• _Material for this exercise_

--- BEGIN ---

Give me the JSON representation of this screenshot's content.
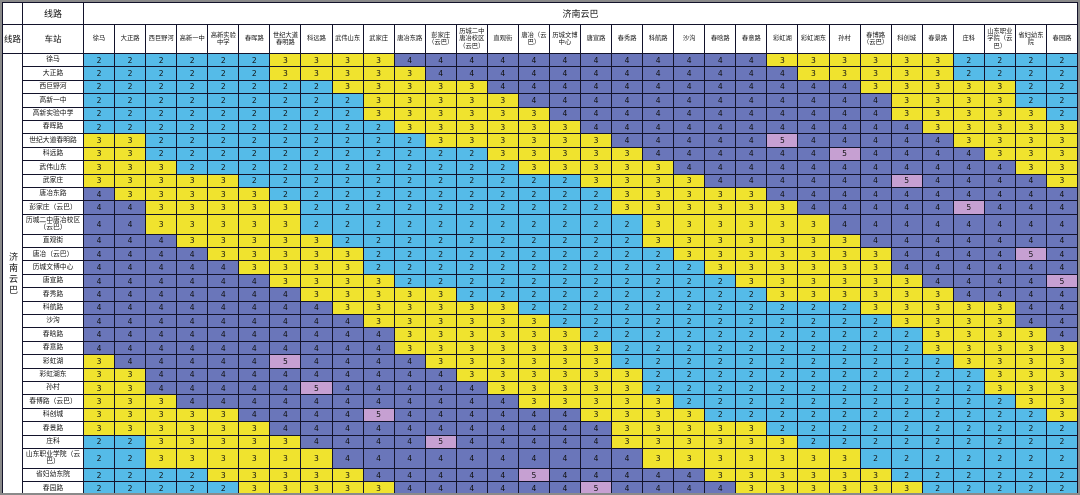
{
  "header": {
    "line_row_label": "线路",
    "line_col_label": "线路",
    "station_label": "车站",
    "line_name": "济南云巴",
    "left_line_name": "济南云巴"
  },
  "fare_colors": {
    "2": "#55bbe8",
    "3": "#f0e32e",
    "4": "#6a76ba",
    "5": "#c6a0d2"
  },
  "chart_data": {
    "type": "heatmap",
    "line": "济南云巴",
    "x_label": "济南云巴",
    "y_label": "济南云巴",
    "stations": [
      "徐马",
      "大正路",
      "西巨野河",
      "高新一中",
      "高新实验中学",
      "春晖路",
      "世纪大道春明路",
      "科远路",
      "武伟山东",
      "武家庄",
      "唐冶东路",
      "彭家庄（云巴）",
      "历城二中唐冶校区（云巴）",
      "直观街",
      "唐冶（云巴）",
      "历城文博中心",
      "唐宣路",
      "春秀路",
      "科航路",
      "沙沟",
      "春晗路",
      "春意路",
      "彩虹湖",
      "彩虹湖东",
      "孙村",
      "春博路（云巴）",
      "科创城",
      "春景路",
      "庄科",
      "山东职业学院（云巴）",
      "省妇幼东院",
      "春园路"
    ],
    "matrix": [
      [
        2,
        2,
        2,
        2,
        2,
        2,
        3,
        3,
        3,
        3,
        4,
        4,
        4,
        4,
        4,
        4,
        4,
        4,
        4,
        4,
        4,
        4,
        3,
        3,
        3,
        3,
        3,
        3,
        2,
        2,
        2,
        2
      ],
      [
        2,
        2,
        2,
        2,
        2,
        2,
        3,
        3,
        3,
        3,
        3,
        4,
        4,
        4,
        4,
        4,
        4,
        4,
        4,
        4,
        4,
        4,
        4,
        3,
        3,
        3,
        3,
        3,
        2,
        2,
        2,
        2
      ],
      [
        2,
        2,
        2,
        2,
        2,
        2,
        2,
        2,
        3,
        3,
        3,
        3,
        3,
        4,
        4,
        4,
        4,
        4,
        4,
        4,
        4,
        4,
        4,
        4,
        4,
        3,
        3,
        3,
        3,
        3,
        2,
        2
      ],
      [
        2,
        2,
        2,
        2,
        2,
        2,
        2,
        2,
        2,
        3,
        3,
        3,
        3,
        3,
        4,
        4,
        4,
        4,
        4,
        4,
        4,
        4,
        4,
        4,
        4,
        4,
        3,
        3,
        3,
        3,
        2,
        2
      ],
      [
        2,
        2,
        2,
        2,
        2,
        2,
        2,
        2,
        2,
        3,
        3,
        3,
        3,
        3,
        3,
        4,
        4,
        4,
        4,
        4,
        4,
        4,
        4,
        4,
        4,
        4,
        3,
        3,
        3,
        3,
        3,
        2
      ],
      [
        2,
        2,
        2,
        2,
        2,
        2,
        2,
        2,
        2,
        2,
        3,
        3,
        3,
        3,
        3,
        3,
        4,
        4,
        4,
        4,
        4,
        4,
        4,
        4,
        4,
        4,
        4,
        3,
        3,
        3,
        3,
        3
      ],
      [
        3,
        3,
        2,
        2,
        2,
        2,
        2,
        2,
        2,
        2,
        2,
        3,
        3,
        3,
        3,
        3,
        3,
        4,
        4,
        4,
        4,
        4,
        5,
        4,
        4,
        4,
        4,
        4,
        3,
        3,
        3,
        3
      ],
      [
        3,
        3,
        2,
        2,
        2,
        2,
        2,
        2,
        2,
        2,
        2,
        2,
        2,
        3,
        3,
        3,
        3,
        3,
        4,
        4,
        4,
        4,
        4,
        4,
        5,
        4,
        4,
        4,
        4,
        3,
        3,
        3
      ],
      [
        3,
        3,
        3,
        2,
        2,
        2,
        2,
        2,
        2,
        2,
        2,
        2,
        2,
        2,
        3,
        3,
        3,
        3,
        3,
        4,
        4,
        4,
        4,
        4,
        4,
        4,
        4,
        4,
        4,
        4,
        3,
        3
      ],
      [
        3,
        3,
        3,
        3,
        3,
        2,
        2,
        2,
        2,
        2,
        2,
        2,
        2,
        2,
        2,
        2,
        3,
        3,
        3,
        3,
        4,
        4,
        4,
        4,
        4,
        4,
        5,
        4,
        4,
        4,
        4,
        3
      ],
      [
        4,
        3,
        3,
        3,
        3,
        3,
        2,
        2,
        2,
        2,
        2,
        2,
        2,
        2,
        2,
        2,
        2,
        3,
        3,
        3,
        3,
        3,
        4,
        4,
        4,
        4,
        4,
        4,
        4,
        4,
        4,
        4
      ],
      [
        4,
        4,
        3,
        3,
        3,
        3,
        3,
        2,
        2,
        2,
        2,
        2,
        2,
        2,
        2,
        2,
        2,
        3,
        3,
        3,
        3,
        3,
        3,
        4,
        4,
        4,
        4,
        4,
        5,
        4,
        4,
        4
      ],
      [
        4,
        4,
        3,
        3,
        3,
        3,
        3,
        2,
        2,
        2,
        2,
        2,
        2,
        2,
        2,
        2,
        2,
        2,
        3,
        3,
        3,
        3,
        3,
        3,
        4,
        4,
        4,
        4,
        4,
        4,
        4,
        4
      ],
      [
        4,
        4,
        4,
        3,
        3,
        3,
        3,
        3,
        2,
        2,
        2,
        2,
        2,
        2,
        2,
        2,
        2,
        2,
        3,
        3,
        3,
        3,
        3,
        3,
        3,
        4,
        4,
        4,
        4,
        4,
        4,
        4
      ],
      [
        4,
        4,
        4,
        4,
        3,
        3,
        3,
        3,
        3,
        2,
        2,
        2,
        2,
        2,
        2,
        2,
        2,
        2,
        2,
        3,
        3,
        3,
        3,
        3,
        3,
        3,
        4,
        4,
        4,
        4,
        5,
        4
      ],
      [
        4,
        4,
        4,
        4,
        4,
        3,
        3,
        3,
        3,
        2,
        2,
        2,
        2,
        2,
        2,
        2,
        2,
        2,
        2,
        2,
        3,
        3,
        3,
        3,
        3,
        3,
        4,
        4,
        4,
        4,
        4,
        4
      ],
      [
        4,
        4,
        4,
        4,
        4,
        4,
        3,
        3,
        3,
        3,
        2,
        2,
        2,
        2,
        2,
        2,
        2,
        2,
        2,
        2,
        2,
        3,
        3,
        3,
        3,
        3,
        3,
        4,
        4,
        4,
        4,
        5
      ],
      [
        4,
        4,
        4,
        4,
        4,
        4,
        4,
        3,
        3,
        3,
        3,
        3,
        2,
        2,
        2,
        2,
        2,
        2,
        2,
        2,
        2,
        2,
        3,
        3,
        3,
        3,
        3,
        3,
        4,
        4,
        4,
        4
      ],
      [
        4,
        4,
        4,
        4,
        4,
        4,
        4,
        4,
        3,
        3,
        3,
        3,
        3,
        3,
        2,
        2,
        2,
        2,
        2,
        2,
        2,
        2,
        2,
        2,
        2,
        3,
        3,
        3,
        3,
        3,
        4,
        4
      ],
      [
        4,
        4,
        4,
        4,
        4,
        4,
        4,
        4,
        4,
        3,
        3,
        3,
        3,
        3,
        3,
        2,
        2,
        2,
        2,
        2,
        2,
        2,
        2,
        2,
        2,
        2,
        3,
        3,
        3,
        3,
        4,
        4
      ],
      [
        4,
        4,
        4,
        4,
        4,
        4,
        4,
        4,
        4,
        4,
        3,
        3,
        3,
        3,
        3,
        3,
        2,
        2,
        2,
        2,
        2,
        2,
        2,
        2,
        2,
        2,
        2,
        3,
        3,
        3,
        3,
        4
      ],
      [
        4,
        4,
        4,
        4,
        4,
        4,
        4,
        4,
        4,
        4,
        3,
        3,
        3,
        3,
        3,
        3,
        3,
        2,
        2,
        2,
        2,
        2,
        2,
        2,
        2,
        2,
        2,
        3,
        3,
        3,
        3,
        3
      ],
      [
        3,
        4,
        4,
        4,
        4,
        4,
        5,
        4,
        4,
        4,
        4,
        3,
        3,
        3,
        3,
        3,
        3,
        2,
        2,
        2,
        2,
        2,
        2,
        2,
        2,
        2,
        2,
        2,
        3,
        3,
        3,
        3
      ],
      [
        3,
        3,
        4,
        4,
        4,
        4,
        4,
        4,
        4,
        4,
        4,
        4,
        3,
        3,
        3,
        3,
        3,
        3,
        2,
        2,
        2,
        2,
        2,
        2,
        2,
        2,
        2,
        2,
        2,
        3,
        3,
        3
      ],
      [
        3,
        3,
        4,
        4,
        4,
        4,
        4,
        5,
        4,
        4,
        4,
        4,
        4,
        3,
        3,
        3,
        3,
        3,
        2,
        2,
        2,
        2,
        2,
        2,
        2,
        2,
        2,
        2,
        2,
        3,
        3,
        3
      ],
      [
        3,
        3,
        3,
        4,
        4,
        4,
        4,
        4,
        4,
        4,
        4,
        4,
        4,
        4,
        3,
        3,
        3,
        3,
        3,
        2,
        2,
        2,
        2,
        2,
        2,
        2,
        2,
        2,
        2,
        2,
        3,
        3
      ],
      [
        3,
        3,
        3,
        3,
        3,
        4,
        4,
        4,
        4,
        5,
        4,
        4,
        4,
        4,
        4,
        4,
        3,
        3,
        3,
        3,
        2,
        2,
        2,
        2,
        2,
        2,
        2,
        2,
        2,
        2,
        2,
        3
      ],
      [
        3,
        3,
        3,
        3,
        3,
        3,
        4,
        4,
        4,
        4,
        4,
        4,
        4,
        4,
        4,
        4,
        4,
        3,
        3,
        3,
        3,
        3,
        2,
        2,
        2,
        2,
        2,
        2,
        2,
        2,
        2,
        2
      ],
      [
        2,
        2,
        3,
        3,
        3,
        3,
        3,
        4,
        4,
        4,
        4,
        5,
        4,
        4,
        4,
        4,
        4,
        3,
        3,
        3,
        3,
        3,
        3,
        2,
        2,
        2,
        2,
        2,
        2,
        2,
        2,
        2
      ],
      [
        2,
        2,
        3,
        3,
        3,
        3,
        3,
        3,
        4,
        4,
        4,
        4,
        4,
        4,
        4,
        4,
        4,
        4,
        3,
        3,
        3,
        3,
        3,
        3,
        3,
        2,
        2,
        2,
        2,
        2,
        2,
        2
      ],
      [
        2,
        2,
        2,
        2,
        3,
        3,
        3,
        3,
        3,
        4,
        4,
        4,
        4,
        4,
        5,
        4,
        4,
        4,
        4,
        4,
        3,
        3,
        3,
        3,
        3,
        3,
        2,
        2,
        2,
        2,
        2,
        2
      ],
      [
        2,
        2,
        2,
        2,
        2,
        3,
        3,
        3,
        3,
        3,
        4,
        4,
        4,
        4,
        4,
        4,
        5,
        4,
        4,
        4,
        4,
        3,
        3,
        3,
        3,
        3,
        3,
        2,
        2,
        2,
        2,
        2
      ]
    ]
  }
}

--- END ---

• _Short task_
Go over the data above and copy every line that has the word "济南云巴" in it.

• _Written response_
    "line_name": "济南云巴",
    "left_line_name": "济南云巴"
    "line": "济南云巴",
    "x_label": "济南云巴",
    "y_label": "济南云巴",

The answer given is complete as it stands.